— BEGIN DATA EXCERPTS —

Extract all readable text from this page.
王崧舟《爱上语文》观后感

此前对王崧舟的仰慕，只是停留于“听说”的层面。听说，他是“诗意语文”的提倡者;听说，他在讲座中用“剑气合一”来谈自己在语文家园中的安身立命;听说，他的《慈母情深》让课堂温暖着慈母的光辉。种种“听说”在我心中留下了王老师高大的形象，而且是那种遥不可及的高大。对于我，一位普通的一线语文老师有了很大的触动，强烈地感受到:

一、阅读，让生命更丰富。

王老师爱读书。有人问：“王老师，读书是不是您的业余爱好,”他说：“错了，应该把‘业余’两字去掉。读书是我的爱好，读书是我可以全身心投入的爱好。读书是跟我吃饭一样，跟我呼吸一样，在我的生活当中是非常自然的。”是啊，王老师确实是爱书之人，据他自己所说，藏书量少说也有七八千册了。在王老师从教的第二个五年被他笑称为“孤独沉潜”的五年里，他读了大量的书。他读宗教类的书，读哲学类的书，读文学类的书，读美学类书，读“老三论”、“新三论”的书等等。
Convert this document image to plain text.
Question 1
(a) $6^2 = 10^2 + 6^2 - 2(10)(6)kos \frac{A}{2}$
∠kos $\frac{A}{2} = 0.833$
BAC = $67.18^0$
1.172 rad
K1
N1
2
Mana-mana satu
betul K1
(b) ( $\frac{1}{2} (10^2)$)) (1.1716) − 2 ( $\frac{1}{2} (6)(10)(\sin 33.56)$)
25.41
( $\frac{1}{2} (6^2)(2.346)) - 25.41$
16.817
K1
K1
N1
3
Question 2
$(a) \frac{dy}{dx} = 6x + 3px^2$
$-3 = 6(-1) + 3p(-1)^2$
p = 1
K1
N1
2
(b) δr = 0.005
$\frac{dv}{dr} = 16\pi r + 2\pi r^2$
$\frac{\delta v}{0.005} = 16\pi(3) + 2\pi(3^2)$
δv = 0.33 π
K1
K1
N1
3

— END DATA EXCERPTS —

§ TASK INSTRUCTIONS: Identify and extract each line of the listing that contains "text".

§ CORRECT OUTPUT:
Extract all readable text from this page.
Convert this document image to plain text.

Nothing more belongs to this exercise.